### 課題 A:
アートカードのゲームについての文章のうち、「神経衰弱ゲームでアートカード」から「真剣な表情が垣間見えました。」までを、両端の語句も含めて一字一句違えずに書き写してください。
### 課題 B:
アートカードのゲームについての文章を、最後の文のあとから書き継ぐこと。

### 引用文:
================================

まずは、神経衰弱のように裏返したカードから3枚を選んでひっくり返します。それらのカードから、「生き物」「人がいる」「空」「色が同じ」など、共通するところを見つけてみんなに伝えます。それに対してグループのみんなが「納得!」「うーん (納得できない)」などとポーズで表現し、みんなが納得してくれたら、カードをもらえます。大きな動きでポーズをして例を見せてくれたミテ*ハナさんをまねてみんなも練習してから、カードを選んでいきました。
神経衰弱ゲームでアートカードに慣れてきたら、次に取り組むのは、物語を作るゲームです。 自分がひいた2枚のカードと、机の上にならべたカードから1枚を選んで、合計3枚のカードを使って物語をつくるというもの。ミテ*ハナさんのお手本に拍手が湧いて賑やかな雰囲気で始まりましたが、実際に取り組んでみると、最初のゲームで共通点を探すコツを掴んでいた子どもたちもなかな難しそうです。手にしたカードとしばらくにらめっこしたり、時折響く笑い声とともに、各グループに真剣な表情が垣間見えました。

================================

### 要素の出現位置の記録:
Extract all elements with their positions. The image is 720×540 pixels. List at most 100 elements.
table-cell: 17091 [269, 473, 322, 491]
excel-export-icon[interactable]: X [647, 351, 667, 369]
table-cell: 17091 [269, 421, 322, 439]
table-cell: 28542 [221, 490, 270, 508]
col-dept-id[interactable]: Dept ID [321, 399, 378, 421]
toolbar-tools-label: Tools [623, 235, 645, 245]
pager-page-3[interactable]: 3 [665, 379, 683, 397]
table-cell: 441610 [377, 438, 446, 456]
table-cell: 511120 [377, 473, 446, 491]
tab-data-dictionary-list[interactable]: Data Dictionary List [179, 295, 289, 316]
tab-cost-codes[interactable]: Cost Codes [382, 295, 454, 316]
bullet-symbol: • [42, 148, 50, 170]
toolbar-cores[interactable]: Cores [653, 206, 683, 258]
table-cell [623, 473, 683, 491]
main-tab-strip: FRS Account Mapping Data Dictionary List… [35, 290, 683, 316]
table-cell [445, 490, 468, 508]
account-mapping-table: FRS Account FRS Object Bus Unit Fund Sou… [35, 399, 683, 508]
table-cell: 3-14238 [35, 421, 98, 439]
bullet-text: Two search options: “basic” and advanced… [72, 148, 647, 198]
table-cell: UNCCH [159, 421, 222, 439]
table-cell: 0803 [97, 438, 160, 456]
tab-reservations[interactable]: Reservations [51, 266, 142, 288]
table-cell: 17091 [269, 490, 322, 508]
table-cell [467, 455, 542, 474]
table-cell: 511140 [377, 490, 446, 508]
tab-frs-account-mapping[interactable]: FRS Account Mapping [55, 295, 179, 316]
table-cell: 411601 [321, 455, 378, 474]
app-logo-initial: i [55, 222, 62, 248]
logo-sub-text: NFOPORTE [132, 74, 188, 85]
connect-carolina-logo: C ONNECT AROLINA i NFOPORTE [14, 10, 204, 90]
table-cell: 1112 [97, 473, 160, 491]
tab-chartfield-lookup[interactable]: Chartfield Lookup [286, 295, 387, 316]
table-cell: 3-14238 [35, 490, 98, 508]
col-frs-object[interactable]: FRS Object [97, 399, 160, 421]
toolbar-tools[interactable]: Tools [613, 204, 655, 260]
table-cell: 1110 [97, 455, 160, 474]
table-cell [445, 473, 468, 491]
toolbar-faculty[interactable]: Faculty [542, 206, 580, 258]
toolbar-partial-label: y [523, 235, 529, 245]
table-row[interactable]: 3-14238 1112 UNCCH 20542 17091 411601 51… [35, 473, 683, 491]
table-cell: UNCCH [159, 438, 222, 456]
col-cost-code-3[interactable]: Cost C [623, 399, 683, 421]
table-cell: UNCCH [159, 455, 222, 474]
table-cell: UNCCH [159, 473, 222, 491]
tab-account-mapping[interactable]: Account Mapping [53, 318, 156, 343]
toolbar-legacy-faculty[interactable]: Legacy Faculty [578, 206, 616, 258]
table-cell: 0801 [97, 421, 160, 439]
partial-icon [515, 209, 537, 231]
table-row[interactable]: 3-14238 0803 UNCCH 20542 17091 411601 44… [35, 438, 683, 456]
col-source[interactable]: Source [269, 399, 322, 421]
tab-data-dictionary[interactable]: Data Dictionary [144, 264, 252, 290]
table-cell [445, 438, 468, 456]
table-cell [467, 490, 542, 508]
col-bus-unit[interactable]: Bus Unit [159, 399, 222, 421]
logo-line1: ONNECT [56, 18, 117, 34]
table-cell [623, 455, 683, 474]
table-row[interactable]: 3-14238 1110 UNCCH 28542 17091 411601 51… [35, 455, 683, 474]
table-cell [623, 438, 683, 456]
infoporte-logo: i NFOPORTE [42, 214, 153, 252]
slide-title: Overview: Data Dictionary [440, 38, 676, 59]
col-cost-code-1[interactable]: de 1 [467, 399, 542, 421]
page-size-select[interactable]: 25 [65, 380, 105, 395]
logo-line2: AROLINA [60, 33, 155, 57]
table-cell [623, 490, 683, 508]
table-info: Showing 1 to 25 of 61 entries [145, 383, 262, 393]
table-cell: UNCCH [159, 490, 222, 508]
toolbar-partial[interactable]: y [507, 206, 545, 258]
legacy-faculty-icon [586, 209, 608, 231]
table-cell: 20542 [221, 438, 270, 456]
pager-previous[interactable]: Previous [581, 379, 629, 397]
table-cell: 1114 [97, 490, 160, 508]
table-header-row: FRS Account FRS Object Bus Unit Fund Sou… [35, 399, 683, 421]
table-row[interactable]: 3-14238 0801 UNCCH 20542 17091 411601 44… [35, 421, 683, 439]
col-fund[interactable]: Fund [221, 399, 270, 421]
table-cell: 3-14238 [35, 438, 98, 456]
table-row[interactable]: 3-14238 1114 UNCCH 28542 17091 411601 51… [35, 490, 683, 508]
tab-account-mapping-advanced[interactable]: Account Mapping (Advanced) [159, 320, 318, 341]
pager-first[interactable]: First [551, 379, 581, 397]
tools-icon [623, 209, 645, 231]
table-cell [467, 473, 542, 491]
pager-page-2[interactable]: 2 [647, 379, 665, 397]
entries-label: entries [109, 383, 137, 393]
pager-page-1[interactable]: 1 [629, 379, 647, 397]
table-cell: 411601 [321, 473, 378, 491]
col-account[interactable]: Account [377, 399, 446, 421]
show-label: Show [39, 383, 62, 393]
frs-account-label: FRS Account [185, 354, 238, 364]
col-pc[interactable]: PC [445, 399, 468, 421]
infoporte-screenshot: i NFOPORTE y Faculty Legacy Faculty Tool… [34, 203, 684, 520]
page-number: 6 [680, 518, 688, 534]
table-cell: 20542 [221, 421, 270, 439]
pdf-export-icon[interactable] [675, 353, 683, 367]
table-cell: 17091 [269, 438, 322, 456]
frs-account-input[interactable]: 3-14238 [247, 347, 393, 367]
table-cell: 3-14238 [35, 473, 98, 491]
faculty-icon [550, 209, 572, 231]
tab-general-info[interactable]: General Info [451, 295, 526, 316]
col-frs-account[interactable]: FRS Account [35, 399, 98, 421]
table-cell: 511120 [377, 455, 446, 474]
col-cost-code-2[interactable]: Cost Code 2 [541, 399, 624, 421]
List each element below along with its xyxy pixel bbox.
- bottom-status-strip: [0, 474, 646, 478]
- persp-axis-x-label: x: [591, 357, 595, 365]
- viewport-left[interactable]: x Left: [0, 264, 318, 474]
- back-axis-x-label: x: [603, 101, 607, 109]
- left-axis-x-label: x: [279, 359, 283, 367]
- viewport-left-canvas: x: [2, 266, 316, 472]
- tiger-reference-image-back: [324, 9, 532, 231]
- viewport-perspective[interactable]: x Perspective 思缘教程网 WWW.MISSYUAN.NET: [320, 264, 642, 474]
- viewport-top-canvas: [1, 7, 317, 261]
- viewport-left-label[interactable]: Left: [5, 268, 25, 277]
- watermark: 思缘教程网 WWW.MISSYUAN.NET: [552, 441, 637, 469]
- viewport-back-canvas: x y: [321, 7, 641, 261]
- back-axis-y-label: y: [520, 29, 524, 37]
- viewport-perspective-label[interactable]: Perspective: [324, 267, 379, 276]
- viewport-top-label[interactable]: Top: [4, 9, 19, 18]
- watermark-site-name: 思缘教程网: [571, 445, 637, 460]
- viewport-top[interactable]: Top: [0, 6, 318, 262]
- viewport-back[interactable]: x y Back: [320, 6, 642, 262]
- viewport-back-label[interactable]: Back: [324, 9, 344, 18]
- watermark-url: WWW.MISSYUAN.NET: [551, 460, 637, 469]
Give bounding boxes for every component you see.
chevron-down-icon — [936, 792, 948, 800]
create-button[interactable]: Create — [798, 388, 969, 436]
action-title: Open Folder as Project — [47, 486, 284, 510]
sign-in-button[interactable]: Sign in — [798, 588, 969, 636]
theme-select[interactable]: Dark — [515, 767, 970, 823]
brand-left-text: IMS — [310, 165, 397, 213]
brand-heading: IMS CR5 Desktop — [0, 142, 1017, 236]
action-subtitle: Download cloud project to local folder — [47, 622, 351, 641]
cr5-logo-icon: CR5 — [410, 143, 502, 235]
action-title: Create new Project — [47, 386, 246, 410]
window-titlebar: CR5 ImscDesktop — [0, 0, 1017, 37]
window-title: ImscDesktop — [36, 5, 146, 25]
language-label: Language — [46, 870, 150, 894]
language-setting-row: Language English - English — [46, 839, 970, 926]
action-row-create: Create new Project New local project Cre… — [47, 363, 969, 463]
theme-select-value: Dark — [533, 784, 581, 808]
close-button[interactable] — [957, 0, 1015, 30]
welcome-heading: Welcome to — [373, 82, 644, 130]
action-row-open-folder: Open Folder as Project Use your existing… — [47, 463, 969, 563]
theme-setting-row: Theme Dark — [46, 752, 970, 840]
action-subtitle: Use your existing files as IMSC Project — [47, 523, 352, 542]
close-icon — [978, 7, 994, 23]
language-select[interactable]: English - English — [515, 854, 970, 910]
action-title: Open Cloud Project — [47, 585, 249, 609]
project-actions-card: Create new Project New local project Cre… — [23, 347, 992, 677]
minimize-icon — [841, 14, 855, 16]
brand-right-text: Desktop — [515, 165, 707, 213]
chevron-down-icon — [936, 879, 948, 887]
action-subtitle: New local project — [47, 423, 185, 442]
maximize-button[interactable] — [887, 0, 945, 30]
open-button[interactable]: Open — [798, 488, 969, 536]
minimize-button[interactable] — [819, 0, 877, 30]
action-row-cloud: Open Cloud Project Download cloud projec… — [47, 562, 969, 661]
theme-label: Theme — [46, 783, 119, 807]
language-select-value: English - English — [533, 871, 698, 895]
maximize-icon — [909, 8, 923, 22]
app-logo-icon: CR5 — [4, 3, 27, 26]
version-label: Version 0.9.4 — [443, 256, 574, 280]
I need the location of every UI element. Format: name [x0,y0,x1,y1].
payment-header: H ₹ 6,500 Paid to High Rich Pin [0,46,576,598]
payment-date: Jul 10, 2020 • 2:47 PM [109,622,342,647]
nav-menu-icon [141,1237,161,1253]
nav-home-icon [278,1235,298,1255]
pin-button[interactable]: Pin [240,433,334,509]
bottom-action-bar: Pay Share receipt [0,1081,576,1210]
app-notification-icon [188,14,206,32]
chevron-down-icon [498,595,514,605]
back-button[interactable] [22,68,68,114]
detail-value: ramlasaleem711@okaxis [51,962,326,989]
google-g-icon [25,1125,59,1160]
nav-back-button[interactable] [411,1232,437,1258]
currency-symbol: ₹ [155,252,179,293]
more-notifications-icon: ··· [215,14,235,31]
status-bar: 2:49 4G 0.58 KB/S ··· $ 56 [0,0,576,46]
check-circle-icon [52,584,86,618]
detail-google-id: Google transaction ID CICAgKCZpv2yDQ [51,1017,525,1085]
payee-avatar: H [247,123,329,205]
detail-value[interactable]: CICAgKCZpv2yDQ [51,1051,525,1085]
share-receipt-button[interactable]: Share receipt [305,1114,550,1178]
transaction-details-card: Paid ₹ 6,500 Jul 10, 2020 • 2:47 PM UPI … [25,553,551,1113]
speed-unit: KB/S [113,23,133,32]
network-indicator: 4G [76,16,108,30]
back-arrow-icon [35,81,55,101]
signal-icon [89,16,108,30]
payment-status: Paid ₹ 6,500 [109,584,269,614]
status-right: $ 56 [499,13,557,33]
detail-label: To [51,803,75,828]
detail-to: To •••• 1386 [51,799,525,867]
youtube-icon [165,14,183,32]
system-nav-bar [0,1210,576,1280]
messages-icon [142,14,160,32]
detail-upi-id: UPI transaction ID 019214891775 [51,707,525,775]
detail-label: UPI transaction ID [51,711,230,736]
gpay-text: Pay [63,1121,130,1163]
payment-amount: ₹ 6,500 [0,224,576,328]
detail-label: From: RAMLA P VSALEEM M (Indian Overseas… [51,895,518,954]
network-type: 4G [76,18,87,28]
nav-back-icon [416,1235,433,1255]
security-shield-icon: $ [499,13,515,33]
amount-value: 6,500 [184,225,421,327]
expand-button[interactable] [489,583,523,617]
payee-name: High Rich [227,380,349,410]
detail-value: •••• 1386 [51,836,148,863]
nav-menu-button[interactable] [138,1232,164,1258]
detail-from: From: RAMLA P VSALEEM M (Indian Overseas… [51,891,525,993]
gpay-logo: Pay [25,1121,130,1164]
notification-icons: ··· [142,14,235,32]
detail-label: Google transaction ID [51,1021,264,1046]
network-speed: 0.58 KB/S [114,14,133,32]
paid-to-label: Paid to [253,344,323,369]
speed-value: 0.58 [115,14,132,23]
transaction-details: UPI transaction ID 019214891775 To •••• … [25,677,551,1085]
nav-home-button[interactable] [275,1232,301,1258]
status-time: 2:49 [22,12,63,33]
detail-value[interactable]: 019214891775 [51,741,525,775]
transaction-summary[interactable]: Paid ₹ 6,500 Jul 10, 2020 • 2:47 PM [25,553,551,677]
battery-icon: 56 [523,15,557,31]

================================

### 回答 A:
神経衰弱ゲームでアートカードに慣れてきたら、次に取り組むのは、物語を作るゲームです。 自分がひいた2枚のカードと、机の上にならべたカードから1枚を選んで、合計3枚のカードを使って物語をつくるというもの。ミテ*ハナさんのお手本に拍手が湧いて賑やかな雰囲気で始まりましたが、実際に取り組んでみると、最初のゲームで共通点を探すコツを掴んでいた子どもたちもなかな難しそうです。手にしたカードとしばらくにらめっこしたり、時折響く笑い声とともに、各グループに真剣な表情が垣間見えました。

### 回答 B:
子どもたちの反応
授業が終わったあと、たくさんの子どもたちが集まってきて次々と今日のプログラムの感想を聞かせてくれました。紹介しきれないほどにたくさんの声を聞かせてもらったので、その中からいくつか紹介します。
Kくん「自分の説明に自分が納得できなかったのに、まわりのみんなが納得してくれてうれしかった。」
Sさん「物語をつくるゲームのときに、いい話ができちゃって、みんながめっちゃ笑ってくれました。」
Cさん「共通点を説明したときに、納得してくれない人がいたんですけど、他の人がこういうことじゃない?って言ってくれて、そしたらちゃんと納得してくれて、友達に助けられた感じがしました。」
Hさん「物語をつくるゲームは、友達がやるまでは何も思いつかなかったけど、みんなの話聞いていたら思いついて、終わったときには楽しかったです。」
Hくん「みんなが拍手してくれたのがすごい気持ち良くて、こんなに気持ち良かったのは、授業の時に発表で成功して、みんなに盛大に拍手されたとき以来だなーと感じました。」
Mくん「2枚の絵ではつくれなかった物語が、3枚をあわせてつくれました。あと、共通点を探すゲームで、みんなに納得してもらえなかったときに説得できるように違う言い方を考えるのもおもしろかったです。」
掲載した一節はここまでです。